- **EXERCISE DETAILS**: Lines containing the word "colleges" are the ones to copy from the records below.
— start EXERCISE INPUTS —
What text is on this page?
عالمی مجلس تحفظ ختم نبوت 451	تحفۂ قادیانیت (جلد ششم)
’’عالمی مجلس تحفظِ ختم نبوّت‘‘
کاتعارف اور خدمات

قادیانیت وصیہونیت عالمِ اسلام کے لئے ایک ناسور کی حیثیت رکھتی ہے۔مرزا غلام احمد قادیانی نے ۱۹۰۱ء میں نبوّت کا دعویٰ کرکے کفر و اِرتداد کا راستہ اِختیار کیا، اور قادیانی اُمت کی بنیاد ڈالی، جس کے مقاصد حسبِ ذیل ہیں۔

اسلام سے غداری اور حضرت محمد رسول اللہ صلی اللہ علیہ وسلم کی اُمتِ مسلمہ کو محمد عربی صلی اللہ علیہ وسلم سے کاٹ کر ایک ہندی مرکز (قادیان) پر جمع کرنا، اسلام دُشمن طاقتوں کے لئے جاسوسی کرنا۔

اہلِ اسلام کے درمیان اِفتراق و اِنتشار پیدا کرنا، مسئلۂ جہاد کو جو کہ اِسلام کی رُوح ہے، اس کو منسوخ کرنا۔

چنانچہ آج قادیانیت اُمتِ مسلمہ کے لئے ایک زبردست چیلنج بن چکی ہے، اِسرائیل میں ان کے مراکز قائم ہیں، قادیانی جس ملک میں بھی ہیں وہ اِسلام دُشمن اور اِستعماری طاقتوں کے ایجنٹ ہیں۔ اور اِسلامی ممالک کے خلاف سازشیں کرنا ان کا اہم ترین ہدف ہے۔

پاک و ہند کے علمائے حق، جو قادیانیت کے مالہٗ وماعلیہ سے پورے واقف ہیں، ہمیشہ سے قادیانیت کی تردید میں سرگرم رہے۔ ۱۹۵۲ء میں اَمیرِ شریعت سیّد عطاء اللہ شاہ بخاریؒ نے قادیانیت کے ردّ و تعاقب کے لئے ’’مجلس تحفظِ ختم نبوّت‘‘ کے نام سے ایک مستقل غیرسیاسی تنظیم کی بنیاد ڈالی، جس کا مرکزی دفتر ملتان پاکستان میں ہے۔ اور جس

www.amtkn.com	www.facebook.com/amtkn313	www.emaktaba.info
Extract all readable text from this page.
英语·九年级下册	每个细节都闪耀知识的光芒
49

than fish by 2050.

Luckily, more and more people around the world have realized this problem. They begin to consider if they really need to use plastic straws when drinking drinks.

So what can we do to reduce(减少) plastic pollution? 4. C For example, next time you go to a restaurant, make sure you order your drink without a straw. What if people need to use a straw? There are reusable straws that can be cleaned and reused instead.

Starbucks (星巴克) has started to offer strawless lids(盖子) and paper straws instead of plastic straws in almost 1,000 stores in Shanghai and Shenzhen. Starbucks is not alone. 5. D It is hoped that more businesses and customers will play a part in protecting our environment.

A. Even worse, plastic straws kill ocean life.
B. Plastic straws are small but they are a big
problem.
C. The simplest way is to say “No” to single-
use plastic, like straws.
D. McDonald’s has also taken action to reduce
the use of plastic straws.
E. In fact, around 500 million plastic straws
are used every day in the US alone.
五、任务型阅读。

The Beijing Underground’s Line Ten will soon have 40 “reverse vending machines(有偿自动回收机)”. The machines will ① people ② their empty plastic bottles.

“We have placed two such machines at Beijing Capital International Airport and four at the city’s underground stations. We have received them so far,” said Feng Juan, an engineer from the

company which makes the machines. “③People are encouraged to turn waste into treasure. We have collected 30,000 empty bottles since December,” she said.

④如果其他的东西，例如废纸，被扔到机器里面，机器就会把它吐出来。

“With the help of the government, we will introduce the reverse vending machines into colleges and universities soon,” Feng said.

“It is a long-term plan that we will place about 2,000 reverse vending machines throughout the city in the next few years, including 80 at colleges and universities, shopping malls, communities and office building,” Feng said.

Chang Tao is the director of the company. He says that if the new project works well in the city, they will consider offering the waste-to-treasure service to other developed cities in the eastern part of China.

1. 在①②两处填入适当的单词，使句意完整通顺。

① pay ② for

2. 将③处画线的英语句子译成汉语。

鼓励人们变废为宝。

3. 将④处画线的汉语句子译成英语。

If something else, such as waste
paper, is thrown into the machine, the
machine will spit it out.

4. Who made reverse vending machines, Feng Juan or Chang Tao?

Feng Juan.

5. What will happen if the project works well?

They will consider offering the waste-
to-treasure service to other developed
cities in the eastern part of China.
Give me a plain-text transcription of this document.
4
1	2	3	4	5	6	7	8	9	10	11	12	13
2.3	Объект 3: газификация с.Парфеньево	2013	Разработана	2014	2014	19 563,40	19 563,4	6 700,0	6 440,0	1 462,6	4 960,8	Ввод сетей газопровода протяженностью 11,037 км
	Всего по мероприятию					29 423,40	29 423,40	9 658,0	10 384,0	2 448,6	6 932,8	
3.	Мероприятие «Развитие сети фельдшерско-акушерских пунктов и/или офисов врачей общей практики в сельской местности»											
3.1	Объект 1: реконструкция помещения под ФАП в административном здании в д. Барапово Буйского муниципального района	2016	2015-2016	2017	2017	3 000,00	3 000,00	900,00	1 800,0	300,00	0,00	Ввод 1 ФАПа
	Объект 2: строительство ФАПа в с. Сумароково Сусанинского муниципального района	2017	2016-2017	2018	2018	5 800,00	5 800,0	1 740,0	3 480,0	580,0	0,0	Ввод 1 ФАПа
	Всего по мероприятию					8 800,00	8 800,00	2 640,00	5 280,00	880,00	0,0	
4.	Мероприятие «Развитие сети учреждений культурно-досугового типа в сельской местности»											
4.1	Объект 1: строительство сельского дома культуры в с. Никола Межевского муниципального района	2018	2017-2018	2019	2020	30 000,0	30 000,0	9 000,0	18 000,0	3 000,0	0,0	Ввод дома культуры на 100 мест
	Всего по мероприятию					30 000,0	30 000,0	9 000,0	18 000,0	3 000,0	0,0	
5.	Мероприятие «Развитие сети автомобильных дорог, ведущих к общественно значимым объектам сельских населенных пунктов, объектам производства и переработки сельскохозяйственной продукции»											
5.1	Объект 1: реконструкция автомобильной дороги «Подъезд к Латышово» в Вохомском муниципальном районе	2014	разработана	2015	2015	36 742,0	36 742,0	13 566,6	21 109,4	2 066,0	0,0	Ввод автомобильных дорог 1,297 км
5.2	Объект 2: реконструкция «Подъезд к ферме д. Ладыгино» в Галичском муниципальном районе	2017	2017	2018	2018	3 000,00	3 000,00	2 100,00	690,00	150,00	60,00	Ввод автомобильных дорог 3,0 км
— end EXERCISE INPUTS —
- **SOLUTION FOR THIS PROBLEM**:
“With the help of the government, we will introduce the reverse vending machines into colleges and universities soon,” Feng said.
“It is a long-term plan that we will place about 2,000 reverse vending machines throughout the city in the next few years, including 80 at colleges and universities, shopping malls, communities and office building,” Feng said.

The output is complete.